Answer with one number: how many lines hold the string "gaap".

# START OF Stored rows

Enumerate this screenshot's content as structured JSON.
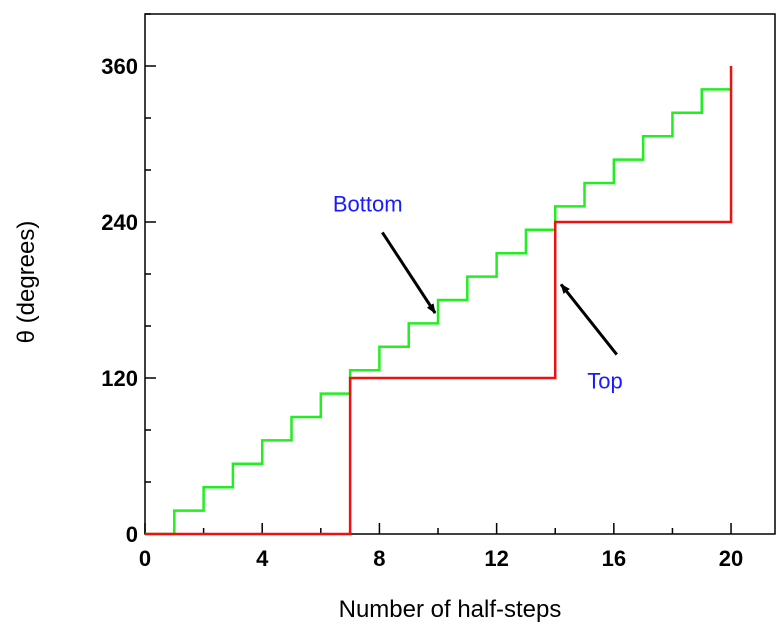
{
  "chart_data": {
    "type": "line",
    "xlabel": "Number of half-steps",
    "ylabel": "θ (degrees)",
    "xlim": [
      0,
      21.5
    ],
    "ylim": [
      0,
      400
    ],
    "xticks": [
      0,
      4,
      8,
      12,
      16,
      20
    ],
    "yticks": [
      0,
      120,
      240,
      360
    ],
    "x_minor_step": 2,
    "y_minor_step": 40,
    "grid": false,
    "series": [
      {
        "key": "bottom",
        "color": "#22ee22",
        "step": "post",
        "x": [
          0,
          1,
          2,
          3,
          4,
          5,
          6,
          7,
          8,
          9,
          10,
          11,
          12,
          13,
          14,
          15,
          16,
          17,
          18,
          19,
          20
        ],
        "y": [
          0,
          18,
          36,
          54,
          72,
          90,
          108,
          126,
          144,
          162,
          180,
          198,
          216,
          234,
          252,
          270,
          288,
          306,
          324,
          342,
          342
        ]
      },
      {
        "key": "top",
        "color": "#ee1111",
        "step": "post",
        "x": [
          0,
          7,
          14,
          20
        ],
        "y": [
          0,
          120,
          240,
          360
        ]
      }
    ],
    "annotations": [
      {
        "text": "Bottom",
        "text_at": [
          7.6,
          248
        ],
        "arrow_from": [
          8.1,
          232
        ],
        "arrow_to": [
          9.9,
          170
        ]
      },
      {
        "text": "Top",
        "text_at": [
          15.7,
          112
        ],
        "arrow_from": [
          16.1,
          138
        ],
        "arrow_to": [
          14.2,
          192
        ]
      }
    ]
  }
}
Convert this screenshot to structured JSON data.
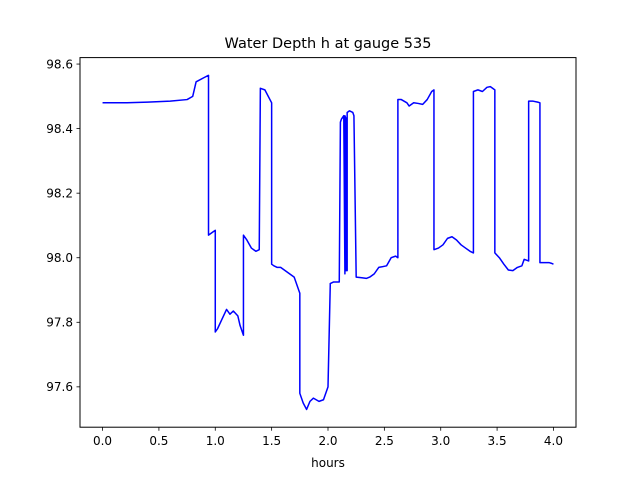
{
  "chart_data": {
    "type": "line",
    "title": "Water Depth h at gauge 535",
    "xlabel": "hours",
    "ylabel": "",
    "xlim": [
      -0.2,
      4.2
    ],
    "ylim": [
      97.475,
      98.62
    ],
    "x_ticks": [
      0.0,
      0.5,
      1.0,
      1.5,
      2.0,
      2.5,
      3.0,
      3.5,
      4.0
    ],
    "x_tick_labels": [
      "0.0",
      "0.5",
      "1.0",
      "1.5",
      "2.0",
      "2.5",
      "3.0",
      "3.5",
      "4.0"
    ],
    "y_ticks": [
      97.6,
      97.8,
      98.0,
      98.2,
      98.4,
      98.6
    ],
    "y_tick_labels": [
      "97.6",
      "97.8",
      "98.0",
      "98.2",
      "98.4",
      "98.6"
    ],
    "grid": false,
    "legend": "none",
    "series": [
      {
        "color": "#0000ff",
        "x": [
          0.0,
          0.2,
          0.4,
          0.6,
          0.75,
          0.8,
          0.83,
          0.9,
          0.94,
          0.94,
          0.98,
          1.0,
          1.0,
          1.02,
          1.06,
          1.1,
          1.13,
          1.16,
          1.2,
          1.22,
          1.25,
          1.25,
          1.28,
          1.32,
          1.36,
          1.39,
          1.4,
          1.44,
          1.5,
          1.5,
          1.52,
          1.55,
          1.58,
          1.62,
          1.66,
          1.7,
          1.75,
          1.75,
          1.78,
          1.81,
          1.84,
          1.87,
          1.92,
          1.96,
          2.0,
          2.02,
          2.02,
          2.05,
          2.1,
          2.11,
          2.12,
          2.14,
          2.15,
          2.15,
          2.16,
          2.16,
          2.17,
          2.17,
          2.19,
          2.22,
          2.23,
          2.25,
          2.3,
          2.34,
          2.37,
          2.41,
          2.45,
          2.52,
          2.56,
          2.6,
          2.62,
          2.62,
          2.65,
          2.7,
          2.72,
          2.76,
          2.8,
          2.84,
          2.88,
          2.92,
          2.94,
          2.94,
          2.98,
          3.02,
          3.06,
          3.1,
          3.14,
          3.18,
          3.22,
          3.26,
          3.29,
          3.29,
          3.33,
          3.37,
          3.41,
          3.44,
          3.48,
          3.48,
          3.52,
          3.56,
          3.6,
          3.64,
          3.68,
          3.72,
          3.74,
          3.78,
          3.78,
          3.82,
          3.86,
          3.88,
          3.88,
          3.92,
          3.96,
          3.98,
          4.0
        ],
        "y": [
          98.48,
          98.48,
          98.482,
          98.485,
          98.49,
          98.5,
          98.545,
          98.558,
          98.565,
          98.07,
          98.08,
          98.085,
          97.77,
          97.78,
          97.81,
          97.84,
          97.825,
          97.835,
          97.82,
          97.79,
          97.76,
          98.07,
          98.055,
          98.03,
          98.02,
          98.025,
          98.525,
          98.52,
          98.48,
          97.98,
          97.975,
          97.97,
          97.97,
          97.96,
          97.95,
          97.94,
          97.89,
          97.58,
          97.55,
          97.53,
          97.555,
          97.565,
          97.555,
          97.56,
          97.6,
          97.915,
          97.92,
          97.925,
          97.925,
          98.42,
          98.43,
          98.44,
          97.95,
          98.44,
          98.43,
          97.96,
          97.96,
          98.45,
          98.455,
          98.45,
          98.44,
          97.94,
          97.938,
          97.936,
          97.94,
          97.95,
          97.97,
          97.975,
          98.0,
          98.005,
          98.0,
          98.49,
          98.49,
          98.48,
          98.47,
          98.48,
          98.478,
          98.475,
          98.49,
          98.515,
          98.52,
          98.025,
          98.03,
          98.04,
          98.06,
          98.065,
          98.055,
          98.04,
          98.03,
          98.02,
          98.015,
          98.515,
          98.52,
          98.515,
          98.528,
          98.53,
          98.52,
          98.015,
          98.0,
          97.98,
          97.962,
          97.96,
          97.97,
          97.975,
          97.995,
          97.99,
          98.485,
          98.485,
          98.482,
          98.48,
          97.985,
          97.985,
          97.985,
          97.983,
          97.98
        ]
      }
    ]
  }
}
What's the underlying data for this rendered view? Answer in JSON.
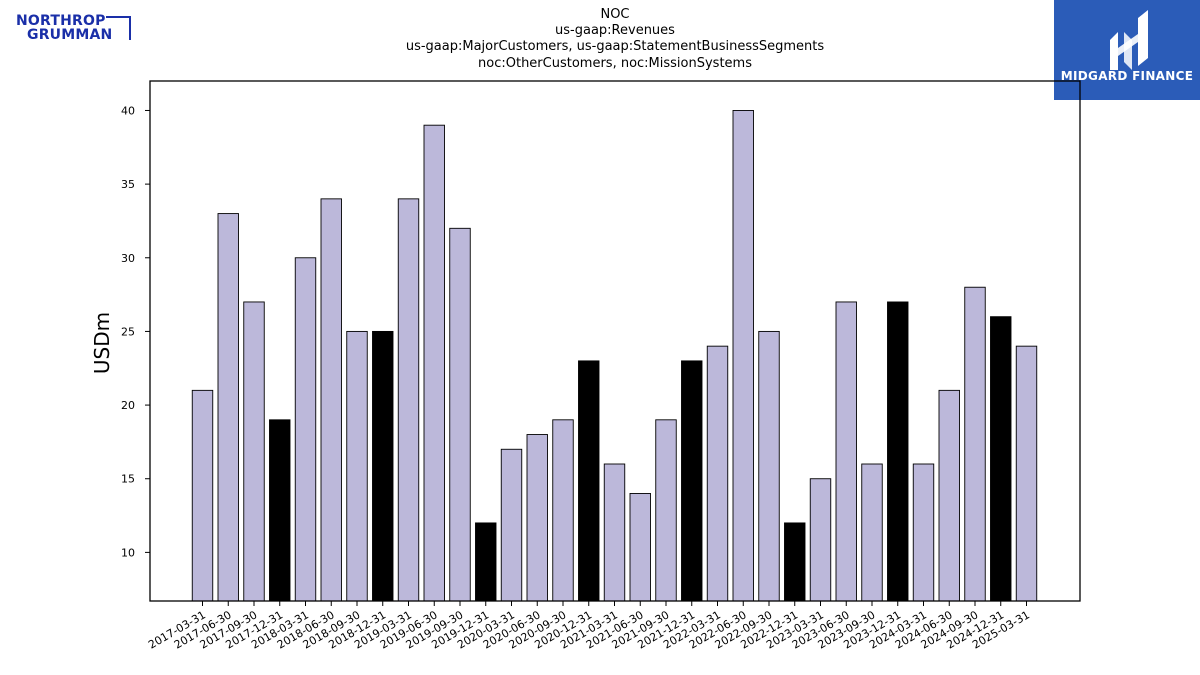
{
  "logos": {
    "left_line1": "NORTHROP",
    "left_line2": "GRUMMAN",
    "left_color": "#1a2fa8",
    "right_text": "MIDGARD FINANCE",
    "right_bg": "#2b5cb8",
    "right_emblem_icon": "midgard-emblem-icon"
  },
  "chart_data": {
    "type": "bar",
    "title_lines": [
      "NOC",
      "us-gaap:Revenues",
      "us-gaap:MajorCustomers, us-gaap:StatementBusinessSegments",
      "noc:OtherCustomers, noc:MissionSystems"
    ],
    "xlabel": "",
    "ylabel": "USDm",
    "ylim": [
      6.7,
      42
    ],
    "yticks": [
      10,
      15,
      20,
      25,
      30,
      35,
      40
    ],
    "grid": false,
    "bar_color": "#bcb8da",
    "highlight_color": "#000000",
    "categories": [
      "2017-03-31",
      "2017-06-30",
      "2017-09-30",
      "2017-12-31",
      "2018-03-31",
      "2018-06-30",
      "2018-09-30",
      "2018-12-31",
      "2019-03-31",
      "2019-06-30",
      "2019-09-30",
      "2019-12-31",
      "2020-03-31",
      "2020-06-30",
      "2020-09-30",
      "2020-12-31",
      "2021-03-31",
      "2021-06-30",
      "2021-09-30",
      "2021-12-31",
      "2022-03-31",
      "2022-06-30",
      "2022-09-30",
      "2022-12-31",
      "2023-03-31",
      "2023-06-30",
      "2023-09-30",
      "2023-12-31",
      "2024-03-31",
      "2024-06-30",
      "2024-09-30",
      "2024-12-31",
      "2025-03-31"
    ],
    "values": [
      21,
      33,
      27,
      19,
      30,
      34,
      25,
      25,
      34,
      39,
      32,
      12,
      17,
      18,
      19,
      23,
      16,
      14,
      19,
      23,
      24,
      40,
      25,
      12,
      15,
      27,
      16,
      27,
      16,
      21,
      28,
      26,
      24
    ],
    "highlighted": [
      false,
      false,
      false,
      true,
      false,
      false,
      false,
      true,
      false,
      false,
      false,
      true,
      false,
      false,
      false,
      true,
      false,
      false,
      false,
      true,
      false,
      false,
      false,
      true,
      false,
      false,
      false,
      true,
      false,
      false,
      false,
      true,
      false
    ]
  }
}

# END OF Stored rows

- **Solved problem**: 2